Lately, I’ve found myself very attracted to stories about massive mobilization to prevent some existential threat (mostly sci-fi stories about sci-fi threats.) Organizations, especially governments, doing what needs to be done, surviving by the skin of their teeth, saving the world from crisis through collective, concerted action. (Gee I fucking wonder why that would be so appealing to me anyway its hot out here.) So yeah, I liked Chernobyl a lot.

Chernobyl is an HBO miniseries created by Craig Mazin and starring Jared Harris, Stellan Skarsgård, and Emma Watson, about the aftermath of the Chernobyl nuclear disaster, and the effort to contain the catastrophe. So it’s not really a story about stopping a catastrophe, but rather stopping a catastrophe from becoming a thousand times worse. Before watching this show, I had no idea how bad the Chernobyl incident was, much less how bad it threatened to become, but holy shit. Essentially, the show has built-in escalating stakes. First they have to just stop the fire, but once they’ve done that they’ve got to keep the meltdown from setting off a thermonuclear explosion, then they’ve got to keep it from reaching the groundwater that millions of Ukrainians drink from—there’s always another crisis around the corner, each problem causes its own problems, and so does each solution. An unending parade of “no, and” and “yes, but.”

:: WRITTEN TASK 1 ::
From the review of the Chernobyl miniseries above, list in order each problem the show says the characters must deal with.
:: WRITTEN TASK 2 ::
Extract the part of the review of the Chernobyl miniseries above starting at "Lately, I’ve found" and ending at "I liked Chernobyl a lot.", word for word.
:: WRITTEN TASK 3 ::
Extend the review of the Chernobyl miniseries above, picking up after its final sentence.

:: PROVIDED MATERIAL ::
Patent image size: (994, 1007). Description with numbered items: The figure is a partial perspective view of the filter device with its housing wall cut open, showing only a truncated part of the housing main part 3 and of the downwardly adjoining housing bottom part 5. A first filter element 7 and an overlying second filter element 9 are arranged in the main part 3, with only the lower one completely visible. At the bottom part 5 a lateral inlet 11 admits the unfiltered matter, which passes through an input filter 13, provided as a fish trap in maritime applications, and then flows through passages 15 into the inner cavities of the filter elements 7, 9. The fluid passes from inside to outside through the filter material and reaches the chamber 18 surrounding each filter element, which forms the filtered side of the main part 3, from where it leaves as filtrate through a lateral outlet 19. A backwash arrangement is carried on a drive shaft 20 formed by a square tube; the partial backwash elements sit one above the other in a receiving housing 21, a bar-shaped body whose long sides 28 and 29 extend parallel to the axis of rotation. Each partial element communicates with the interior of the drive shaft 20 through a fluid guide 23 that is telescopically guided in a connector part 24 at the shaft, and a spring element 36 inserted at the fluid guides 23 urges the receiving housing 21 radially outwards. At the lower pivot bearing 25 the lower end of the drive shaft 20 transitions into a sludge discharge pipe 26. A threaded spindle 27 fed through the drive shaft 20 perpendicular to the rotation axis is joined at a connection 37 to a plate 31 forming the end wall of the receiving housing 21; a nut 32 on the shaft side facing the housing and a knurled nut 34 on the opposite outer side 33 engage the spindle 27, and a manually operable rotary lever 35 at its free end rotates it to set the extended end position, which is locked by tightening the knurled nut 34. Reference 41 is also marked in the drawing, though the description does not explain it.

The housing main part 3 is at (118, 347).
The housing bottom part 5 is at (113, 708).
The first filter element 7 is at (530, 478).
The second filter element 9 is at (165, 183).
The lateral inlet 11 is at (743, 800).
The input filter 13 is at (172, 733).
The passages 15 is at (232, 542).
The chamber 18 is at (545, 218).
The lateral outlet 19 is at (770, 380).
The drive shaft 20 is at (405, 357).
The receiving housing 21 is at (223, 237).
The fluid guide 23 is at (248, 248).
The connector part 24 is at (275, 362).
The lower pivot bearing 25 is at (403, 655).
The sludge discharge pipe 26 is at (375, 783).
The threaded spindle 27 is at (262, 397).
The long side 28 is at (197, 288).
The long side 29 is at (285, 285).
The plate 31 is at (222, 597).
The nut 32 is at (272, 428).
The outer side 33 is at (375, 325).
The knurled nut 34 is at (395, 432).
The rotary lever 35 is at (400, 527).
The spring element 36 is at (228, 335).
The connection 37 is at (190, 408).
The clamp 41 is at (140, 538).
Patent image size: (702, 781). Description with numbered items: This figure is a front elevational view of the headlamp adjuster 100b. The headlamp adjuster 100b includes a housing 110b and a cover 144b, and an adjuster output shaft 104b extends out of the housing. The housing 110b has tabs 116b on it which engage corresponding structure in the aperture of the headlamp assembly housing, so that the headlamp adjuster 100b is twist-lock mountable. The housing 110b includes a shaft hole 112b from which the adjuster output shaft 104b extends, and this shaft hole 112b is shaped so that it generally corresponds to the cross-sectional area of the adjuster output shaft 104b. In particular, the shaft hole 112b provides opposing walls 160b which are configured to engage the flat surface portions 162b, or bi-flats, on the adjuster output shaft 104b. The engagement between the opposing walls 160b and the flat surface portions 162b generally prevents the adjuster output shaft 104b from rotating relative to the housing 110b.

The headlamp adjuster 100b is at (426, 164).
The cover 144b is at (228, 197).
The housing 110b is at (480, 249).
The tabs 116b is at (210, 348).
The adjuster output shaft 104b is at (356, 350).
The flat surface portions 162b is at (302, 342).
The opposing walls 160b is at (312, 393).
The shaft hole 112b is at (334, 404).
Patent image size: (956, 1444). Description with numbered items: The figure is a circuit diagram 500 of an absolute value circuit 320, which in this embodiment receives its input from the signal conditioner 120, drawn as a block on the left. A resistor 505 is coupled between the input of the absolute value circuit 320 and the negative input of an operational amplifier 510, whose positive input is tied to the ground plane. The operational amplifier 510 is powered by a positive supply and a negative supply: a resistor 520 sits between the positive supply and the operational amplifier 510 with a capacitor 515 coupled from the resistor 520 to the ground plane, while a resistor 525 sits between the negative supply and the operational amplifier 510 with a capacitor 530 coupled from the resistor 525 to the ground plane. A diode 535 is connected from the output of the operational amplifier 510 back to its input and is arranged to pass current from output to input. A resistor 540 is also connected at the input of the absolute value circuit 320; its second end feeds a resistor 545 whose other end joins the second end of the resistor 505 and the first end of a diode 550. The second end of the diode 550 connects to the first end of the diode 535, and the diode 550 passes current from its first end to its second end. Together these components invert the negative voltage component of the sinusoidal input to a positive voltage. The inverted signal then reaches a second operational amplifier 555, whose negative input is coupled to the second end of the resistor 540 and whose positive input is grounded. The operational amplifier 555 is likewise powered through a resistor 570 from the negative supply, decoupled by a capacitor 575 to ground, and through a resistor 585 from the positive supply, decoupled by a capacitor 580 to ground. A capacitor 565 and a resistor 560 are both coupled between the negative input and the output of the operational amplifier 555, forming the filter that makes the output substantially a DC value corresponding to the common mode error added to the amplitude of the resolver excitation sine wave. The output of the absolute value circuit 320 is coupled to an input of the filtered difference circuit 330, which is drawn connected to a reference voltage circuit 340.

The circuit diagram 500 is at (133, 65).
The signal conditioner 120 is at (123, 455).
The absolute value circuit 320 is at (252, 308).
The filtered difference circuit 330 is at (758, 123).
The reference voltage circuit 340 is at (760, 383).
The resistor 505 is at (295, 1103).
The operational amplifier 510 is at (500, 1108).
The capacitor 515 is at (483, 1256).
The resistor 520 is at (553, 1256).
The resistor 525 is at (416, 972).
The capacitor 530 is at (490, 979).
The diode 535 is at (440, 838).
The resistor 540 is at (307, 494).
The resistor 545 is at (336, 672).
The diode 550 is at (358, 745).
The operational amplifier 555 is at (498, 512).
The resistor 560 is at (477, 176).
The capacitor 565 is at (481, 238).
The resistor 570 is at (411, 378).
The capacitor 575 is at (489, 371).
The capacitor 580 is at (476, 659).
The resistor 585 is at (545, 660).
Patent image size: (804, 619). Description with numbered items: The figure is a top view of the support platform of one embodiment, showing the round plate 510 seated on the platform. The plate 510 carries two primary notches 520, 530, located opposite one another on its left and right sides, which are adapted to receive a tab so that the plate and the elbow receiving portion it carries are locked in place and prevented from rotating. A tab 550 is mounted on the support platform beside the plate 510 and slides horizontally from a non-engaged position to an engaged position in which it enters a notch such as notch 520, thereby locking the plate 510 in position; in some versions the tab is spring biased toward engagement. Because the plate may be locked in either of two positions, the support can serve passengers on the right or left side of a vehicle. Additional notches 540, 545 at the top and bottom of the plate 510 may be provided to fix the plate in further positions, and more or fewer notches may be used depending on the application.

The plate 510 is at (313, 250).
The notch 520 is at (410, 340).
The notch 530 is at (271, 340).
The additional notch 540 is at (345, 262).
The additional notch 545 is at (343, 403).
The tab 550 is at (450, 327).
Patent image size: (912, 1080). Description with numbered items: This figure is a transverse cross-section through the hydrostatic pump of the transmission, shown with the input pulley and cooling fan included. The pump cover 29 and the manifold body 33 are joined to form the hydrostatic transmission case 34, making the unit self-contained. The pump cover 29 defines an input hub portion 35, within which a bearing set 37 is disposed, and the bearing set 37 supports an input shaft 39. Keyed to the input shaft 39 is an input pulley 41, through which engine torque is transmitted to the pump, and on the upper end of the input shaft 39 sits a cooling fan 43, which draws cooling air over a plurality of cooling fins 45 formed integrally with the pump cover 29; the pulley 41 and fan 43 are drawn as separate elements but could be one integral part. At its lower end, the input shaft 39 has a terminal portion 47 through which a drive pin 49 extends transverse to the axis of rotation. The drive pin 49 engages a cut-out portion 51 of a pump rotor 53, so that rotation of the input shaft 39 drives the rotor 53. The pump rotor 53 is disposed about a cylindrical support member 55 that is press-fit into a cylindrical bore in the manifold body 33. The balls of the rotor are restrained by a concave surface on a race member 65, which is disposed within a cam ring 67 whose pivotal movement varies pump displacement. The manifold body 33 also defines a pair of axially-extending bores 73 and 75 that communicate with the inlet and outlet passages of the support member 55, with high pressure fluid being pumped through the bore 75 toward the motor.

:: EXERCISE RESULT 1 ::
1. Stopping the fire
2. Keeping the meltdown from setting off a thermonuclear explosion
3. Keeping it from reaching the groundwater that millions of Ukrainians drink from

:: EXERCISE RESULT 2 ::
Lately, I’ve found myself very attracted to stories about massive mobilization to prevent some existential threat (mostly sci-fi stories about sci-fi threats.) Organizations, especially governments, doing what needs to be done, surviving by the skin of their teeth, saving the world from crisis through collective, concerted action. (Gee I fucking wonder why that would be so appealing to me anyway its hot out here.) So yeah, I liked Chernobyl a lot.

:: EXERCISE RESULT 3 ::
And every actor turns in a stellar performance. There’s a weird interplay between a kind of starchy, bureaucratic register that everyone has to produce because this is how things get done in the Soviet Union, and the apocalyptic no-amount-of-terror-is-inappropriate panic that something like Chernobyl engenders, an interplay which 1. I love because it just rings so true and it’s so eerily entrancing to watch people pronounce doom in the same way they might ask to be CCed on a memo, and 2. all the actors nail.

A pretty obvious theme of the show is that of truth and lies, the denial and suppression of truth, the denial and suppression of science. It’s something Jared Harris, as Valery Legasov, a nuclear physicist and head of a commission to investigate the disaster, talks about in each of the five episodes. Scenes of authority figures flatly telling people that they didn’t see what they saw are chilling, and should resonate with a lot of viewers.

What really got me was the less explicit, though ever-present, theme of long-term consequences. As I said earlier, each problem causes its own problems, and even when everything is as fixed as its gonna be, the area around Chernobyl is still uninhabitable. Which, I mean, of course it is—it’s a nuclear power plant, processing radioactive material, some of which has a half-life of tens of thousands of years. It is the ultimate image of unfathomable long-term consequences, of the fallout that never ends.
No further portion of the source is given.